- _Some records_
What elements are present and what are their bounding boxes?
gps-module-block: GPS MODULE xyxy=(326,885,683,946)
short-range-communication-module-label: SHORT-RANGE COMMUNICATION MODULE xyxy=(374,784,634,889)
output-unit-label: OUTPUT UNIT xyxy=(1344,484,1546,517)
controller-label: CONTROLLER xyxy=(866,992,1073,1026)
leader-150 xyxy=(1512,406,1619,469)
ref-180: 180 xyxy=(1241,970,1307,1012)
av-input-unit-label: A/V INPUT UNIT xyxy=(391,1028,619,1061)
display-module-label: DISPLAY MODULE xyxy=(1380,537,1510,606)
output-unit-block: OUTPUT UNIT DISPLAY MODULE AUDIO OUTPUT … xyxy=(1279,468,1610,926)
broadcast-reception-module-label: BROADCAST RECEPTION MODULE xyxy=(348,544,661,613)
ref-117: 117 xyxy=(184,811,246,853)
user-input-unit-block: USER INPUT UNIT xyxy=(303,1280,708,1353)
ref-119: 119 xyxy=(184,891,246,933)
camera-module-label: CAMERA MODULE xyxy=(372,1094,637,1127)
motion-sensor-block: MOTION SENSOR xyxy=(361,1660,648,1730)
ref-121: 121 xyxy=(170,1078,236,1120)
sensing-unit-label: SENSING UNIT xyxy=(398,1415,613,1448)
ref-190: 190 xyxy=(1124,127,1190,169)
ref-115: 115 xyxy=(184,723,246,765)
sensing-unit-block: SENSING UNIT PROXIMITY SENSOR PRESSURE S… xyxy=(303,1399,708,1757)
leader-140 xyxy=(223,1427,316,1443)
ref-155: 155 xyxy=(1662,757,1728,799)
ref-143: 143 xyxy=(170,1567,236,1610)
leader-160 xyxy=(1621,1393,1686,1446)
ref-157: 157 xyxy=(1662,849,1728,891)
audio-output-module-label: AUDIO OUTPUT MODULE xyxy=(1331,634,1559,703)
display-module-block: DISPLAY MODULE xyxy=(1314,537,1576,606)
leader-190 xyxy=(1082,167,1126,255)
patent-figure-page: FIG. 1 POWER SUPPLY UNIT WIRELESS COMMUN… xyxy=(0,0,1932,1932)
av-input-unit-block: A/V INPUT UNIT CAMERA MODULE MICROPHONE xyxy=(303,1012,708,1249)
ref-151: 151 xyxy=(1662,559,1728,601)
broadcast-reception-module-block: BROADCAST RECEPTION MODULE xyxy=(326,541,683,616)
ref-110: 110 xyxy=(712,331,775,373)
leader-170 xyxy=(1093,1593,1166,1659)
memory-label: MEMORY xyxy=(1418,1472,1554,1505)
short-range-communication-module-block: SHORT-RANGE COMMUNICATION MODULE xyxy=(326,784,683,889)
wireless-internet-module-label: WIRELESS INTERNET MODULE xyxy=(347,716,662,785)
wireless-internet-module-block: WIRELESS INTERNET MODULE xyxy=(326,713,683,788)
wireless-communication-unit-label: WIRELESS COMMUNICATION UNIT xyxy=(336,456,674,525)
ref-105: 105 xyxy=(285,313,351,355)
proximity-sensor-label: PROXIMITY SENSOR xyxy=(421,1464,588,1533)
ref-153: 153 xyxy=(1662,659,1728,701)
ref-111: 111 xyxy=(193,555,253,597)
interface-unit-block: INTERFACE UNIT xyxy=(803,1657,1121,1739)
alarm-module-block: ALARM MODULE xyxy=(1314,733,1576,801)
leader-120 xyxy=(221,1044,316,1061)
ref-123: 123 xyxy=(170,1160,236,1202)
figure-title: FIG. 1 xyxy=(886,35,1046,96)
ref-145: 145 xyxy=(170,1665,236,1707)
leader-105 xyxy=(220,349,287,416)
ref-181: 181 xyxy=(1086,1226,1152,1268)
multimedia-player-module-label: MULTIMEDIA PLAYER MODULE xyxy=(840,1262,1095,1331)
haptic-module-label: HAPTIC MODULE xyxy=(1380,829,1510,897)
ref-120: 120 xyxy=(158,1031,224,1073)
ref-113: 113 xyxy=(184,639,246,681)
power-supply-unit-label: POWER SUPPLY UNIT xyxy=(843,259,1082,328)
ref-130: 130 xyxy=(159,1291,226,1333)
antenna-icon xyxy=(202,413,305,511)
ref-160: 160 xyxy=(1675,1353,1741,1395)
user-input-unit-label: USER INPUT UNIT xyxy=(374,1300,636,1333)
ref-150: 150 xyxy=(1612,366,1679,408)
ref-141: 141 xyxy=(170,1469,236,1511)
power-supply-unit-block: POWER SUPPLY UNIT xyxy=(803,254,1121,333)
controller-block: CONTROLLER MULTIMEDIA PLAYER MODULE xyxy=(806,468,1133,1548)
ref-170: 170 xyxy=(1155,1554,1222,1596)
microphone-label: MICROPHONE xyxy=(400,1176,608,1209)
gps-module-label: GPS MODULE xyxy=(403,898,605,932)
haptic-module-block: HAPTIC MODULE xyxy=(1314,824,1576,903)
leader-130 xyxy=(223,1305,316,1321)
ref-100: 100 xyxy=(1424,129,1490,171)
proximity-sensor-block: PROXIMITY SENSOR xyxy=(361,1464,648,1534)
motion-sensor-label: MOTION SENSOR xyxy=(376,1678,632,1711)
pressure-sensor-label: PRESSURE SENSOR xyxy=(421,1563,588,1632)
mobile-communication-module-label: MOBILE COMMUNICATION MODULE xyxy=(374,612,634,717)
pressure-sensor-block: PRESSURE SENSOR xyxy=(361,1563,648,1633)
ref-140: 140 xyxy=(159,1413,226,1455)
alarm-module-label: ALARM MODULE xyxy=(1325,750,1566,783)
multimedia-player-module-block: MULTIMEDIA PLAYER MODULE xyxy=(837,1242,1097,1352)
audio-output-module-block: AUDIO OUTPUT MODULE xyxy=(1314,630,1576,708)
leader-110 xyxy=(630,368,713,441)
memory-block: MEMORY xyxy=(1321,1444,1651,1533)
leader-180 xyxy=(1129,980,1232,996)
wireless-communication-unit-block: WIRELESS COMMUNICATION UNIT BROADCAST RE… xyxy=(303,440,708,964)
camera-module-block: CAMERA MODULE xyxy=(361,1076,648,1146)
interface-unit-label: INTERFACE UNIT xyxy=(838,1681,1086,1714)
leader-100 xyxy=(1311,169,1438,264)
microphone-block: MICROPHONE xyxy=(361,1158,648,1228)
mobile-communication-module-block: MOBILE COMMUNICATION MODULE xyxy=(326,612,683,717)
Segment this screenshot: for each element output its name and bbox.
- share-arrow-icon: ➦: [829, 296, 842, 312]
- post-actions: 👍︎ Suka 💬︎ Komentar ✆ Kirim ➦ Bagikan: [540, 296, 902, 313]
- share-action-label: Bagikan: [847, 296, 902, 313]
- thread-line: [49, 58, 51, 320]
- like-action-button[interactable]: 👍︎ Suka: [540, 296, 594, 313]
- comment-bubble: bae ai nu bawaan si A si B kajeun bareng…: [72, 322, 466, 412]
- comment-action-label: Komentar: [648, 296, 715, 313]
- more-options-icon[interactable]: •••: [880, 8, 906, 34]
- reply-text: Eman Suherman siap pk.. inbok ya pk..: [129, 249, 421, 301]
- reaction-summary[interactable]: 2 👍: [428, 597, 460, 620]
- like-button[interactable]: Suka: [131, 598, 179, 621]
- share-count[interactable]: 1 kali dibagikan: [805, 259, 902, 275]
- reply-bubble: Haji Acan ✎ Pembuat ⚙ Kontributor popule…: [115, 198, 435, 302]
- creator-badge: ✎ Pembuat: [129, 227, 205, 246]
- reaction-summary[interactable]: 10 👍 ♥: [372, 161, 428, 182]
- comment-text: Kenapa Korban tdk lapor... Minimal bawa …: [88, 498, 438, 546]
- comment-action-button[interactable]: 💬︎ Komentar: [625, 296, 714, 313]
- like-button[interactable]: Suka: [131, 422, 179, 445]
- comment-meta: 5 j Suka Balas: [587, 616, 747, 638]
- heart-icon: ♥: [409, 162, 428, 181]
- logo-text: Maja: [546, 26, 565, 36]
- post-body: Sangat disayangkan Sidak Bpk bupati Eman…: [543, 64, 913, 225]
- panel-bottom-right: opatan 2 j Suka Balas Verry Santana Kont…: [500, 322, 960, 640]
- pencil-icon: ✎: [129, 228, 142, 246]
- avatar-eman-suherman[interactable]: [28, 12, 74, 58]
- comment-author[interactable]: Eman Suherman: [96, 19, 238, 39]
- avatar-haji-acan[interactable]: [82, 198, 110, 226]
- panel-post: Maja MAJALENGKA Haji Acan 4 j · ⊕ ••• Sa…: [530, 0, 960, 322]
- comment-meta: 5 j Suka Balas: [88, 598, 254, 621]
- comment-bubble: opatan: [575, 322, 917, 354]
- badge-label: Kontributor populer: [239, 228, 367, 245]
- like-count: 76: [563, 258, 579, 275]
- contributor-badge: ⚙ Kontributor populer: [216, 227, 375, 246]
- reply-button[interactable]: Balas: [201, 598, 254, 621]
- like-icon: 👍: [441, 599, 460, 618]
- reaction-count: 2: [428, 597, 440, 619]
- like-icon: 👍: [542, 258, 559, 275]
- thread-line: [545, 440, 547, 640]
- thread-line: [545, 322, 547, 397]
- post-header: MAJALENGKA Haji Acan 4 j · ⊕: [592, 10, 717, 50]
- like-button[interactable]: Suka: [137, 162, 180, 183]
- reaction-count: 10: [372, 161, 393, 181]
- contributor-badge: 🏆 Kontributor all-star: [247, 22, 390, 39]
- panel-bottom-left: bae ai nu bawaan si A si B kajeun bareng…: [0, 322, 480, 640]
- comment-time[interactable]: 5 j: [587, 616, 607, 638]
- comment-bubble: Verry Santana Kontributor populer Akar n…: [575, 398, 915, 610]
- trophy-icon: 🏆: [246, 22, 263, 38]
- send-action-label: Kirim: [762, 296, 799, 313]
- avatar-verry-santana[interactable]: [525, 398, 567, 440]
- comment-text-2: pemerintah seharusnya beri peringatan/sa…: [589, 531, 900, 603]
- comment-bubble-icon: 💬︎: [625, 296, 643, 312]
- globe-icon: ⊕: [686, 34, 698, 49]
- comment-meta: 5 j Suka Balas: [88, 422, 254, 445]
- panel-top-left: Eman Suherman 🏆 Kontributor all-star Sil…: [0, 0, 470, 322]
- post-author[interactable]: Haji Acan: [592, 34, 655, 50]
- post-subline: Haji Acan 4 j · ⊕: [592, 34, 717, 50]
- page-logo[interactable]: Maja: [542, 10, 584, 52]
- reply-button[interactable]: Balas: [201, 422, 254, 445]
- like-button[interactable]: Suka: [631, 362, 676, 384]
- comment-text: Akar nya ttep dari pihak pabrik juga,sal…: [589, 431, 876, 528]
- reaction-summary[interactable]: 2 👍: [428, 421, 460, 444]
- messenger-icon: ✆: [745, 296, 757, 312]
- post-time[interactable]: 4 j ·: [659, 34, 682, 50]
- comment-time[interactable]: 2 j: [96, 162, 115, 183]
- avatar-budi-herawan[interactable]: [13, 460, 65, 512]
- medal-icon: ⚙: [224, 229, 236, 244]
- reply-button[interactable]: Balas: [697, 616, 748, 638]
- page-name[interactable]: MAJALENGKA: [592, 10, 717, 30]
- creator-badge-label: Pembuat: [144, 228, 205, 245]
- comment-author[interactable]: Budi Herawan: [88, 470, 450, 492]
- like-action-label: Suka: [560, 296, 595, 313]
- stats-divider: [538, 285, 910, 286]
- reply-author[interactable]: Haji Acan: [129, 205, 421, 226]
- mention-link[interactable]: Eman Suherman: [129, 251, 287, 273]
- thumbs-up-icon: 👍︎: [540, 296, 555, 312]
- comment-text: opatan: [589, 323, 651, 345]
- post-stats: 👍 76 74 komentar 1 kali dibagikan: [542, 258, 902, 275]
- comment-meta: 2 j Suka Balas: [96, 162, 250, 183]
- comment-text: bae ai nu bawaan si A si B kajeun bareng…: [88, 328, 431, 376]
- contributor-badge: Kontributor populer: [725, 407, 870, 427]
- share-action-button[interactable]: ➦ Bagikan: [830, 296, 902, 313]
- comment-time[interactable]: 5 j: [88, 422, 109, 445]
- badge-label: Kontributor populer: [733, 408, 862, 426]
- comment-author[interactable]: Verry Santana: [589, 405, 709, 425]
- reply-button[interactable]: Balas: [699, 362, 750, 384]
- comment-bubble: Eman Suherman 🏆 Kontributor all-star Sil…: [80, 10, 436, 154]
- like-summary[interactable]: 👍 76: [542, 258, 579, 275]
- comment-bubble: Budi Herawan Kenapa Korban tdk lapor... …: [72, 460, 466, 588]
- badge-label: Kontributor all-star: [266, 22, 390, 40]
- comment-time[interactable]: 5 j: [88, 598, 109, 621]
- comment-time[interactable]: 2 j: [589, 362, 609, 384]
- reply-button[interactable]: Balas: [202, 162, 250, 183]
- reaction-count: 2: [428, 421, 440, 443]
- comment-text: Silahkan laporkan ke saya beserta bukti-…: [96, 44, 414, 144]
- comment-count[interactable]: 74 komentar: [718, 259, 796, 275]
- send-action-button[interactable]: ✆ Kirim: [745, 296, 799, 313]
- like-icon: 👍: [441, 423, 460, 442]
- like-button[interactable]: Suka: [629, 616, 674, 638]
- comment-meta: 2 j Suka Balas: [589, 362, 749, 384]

- _What is needed_
Could you switch "xyxy" to "bbox" in everything from the start of the data down to the line containing "av-input-unit-label: A/V INPUT", and give those lines again with nothing else changed?

- _Task solution_
What elements are present and what are their bounding boxes?
gps-module-block: GPS MODULE bbox=(326,885,683,946)
short-range-communication-module-label: SHORT-RANGE COMMUNICATION MODULE bbox=(374,784,634,889)
output-unit-label: OUTPUT UNIT bbox=(1344,484,1546,517)
controller-label: CONTROLLER bbox=(866,992,1073,1026)
leader-150 bbox=(1512,406,1619,469)
ref-180: 180 bbox=(1241,970,1307,1012)
av-input-unit-label: A/V INPUT UNIT bbox=(391,1028,619,1061)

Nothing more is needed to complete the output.